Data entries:

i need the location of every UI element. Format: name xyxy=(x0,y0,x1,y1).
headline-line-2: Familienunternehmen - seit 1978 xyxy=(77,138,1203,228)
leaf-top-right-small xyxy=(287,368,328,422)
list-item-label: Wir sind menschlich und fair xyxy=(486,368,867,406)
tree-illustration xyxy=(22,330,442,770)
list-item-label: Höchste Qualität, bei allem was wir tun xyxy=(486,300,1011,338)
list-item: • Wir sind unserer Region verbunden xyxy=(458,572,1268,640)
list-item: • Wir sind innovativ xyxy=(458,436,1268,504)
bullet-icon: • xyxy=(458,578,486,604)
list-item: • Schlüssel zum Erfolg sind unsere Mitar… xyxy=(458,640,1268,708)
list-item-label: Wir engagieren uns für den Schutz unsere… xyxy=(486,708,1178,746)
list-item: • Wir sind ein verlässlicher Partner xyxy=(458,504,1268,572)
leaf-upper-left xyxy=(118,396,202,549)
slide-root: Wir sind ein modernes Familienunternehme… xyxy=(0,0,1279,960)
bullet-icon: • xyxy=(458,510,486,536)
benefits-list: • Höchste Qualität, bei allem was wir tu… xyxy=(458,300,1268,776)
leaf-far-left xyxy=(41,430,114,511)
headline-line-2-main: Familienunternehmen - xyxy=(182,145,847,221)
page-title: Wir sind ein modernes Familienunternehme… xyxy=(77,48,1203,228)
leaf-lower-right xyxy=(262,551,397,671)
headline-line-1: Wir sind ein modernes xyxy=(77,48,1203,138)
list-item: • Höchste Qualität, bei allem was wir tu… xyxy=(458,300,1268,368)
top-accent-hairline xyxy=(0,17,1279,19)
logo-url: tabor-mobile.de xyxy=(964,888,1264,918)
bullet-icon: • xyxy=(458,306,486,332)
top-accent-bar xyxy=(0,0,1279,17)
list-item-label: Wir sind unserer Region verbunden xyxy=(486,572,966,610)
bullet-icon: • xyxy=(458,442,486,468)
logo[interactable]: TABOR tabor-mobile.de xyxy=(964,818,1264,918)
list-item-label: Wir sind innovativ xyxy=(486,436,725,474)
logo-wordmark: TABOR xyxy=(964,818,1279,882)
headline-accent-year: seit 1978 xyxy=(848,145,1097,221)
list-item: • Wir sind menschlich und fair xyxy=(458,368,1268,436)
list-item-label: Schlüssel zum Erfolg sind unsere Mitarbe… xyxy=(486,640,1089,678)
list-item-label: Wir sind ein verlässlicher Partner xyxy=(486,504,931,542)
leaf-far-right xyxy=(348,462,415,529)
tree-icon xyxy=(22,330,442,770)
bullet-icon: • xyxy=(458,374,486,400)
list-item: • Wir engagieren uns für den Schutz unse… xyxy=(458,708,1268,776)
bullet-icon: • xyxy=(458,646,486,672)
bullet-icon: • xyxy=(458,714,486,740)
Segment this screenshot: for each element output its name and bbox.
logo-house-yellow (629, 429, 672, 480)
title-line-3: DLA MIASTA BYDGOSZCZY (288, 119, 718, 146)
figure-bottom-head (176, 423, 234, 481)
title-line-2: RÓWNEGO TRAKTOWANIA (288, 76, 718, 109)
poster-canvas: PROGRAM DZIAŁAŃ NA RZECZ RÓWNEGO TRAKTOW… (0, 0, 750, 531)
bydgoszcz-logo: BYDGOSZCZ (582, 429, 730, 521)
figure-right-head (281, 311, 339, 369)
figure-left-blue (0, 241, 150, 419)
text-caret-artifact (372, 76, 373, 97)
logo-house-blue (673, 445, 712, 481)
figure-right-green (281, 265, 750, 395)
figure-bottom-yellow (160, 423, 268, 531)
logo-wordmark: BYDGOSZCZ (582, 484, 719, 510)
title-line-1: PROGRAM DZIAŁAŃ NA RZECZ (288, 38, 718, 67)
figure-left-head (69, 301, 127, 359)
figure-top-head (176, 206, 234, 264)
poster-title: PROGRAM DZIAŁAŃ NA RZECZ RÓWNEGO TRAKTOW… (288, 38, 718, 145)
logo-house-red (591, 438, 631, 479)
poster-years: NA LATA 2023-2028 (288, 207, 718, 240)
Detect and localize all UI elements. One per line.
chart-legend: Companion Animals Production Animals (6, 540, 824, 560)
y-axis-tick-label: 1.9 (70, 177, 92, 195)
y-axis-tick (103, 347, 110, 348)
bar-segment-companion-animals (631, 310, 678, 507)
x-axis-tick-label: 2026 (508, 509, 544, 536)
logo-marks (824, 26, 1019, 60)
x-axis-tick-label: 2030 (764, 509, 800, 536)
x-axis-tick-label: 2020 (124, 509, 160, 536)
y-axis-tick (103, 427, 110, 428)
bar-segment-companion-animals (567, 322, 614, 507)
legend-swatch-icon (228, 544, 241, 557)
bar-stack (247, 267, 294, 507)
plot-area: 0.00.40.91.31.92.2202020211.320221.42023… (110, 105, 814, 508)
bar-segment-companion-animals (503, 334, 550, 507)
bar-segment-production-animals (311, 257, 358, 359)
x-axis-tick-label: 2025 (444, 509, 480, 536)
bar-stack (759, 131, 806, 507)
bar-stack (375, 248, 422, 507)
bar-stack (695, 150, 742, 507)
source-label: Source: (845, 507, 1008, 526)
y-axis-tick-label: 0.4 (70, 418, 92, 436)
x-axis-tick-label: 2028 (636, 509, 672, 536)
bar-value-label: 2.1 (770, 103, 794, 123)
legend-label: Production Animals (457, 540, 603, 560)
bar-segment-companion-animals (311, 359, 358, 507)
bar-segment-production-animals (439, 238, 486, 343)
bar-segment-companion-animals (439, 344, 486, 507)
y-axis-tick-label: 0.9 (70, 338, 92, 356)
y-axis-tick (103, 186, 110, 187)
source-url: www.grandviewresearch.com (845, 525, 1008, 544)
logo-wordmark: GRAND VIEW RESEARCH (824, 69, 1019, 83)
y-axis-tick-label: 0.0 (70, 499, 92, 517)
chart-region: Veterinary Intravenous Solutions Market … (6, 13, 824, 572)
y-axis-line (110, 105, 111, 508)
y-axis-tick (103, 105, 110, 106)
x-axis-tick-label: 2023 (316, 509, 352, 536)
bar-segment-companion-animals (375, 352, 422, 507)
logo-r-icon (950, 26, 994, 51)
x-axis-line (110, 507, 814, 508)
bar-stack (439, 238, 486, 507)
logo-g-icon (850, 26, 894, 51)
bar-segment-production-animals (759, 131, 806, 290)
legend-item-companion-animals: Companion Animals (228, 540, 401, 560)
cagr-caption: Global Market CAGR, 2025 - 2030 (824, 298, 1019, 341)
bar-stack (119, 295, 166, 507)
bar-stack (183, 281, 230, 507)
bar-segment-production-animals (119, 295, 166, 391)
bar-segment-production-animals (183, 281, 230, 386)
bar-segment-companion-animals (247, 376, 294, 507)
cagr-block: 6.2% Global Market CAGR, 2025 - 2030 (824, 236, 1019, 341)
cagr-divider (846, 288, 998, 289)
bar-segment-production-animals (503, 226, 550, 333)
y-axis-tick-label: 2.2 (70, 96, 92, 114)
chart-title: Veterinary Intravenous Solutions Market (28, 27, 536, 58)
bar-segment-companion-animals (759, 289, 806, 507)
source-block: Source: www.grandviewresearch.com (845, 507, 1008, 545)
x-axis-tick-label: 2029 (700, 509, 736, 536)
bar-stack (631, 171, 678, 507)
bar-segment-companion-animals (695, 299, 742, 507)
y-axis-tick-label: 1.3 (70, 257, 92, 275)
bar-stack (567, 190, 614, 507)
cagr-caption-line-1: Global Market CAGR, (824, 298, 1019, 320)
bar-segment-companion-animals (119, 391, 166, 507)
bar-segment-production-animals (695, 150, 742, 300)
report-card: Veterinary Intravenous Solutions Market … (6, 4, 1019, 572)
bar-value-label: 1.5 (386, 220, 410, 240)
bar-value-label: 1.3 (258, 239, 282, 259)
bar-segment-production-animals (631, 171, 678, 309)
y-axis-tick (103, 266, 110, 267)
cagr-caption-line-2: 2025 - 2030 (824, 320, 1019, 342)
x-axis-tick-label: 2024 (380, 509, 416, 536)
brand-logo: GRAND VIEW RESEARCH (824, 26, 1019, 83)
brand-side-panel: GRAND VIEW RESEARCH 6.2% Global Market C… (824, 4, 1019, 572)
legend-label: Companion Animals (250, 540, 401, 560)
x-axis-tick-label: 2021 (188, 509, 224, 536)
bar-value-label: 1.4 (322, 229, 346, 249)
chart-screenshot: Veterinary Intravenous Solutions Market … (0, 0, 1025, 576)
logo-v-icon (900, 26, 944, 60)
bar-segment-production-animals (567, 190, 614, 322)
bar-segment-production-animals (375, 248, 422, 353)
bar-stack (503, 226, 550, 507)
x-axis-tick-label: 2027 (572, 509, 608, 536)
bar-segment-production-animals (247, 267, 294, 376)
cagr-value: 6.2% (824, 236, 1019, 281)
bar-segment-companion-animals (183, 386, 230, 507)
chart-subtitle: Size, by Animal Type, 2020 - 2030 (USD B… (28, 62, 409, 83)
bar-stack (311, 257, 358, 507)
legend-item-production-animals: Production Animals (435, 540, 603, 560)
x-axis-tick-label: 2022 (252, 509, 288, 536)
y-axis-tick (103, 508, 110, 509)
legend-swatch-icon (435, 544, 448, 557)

REQUIRED WORK:
Quote the items from the very first line through the line containing "list-item-label: Wir sind menschlich", including both of those lines and reproducing each one character for character.

RESPONSE TO THIS TASK:
i need the location of every UI element. Format: name xyxy=(x0,y0,x1,y1).
headline-line-2: Familienunternehmen - seit 1978 xyxy=(77,138,1203,228)
leaf-top-right-small xyxy=(287,368,328,422)
list-item-label: Wir sind menschlich und fair xyxy=(486,368,867,406)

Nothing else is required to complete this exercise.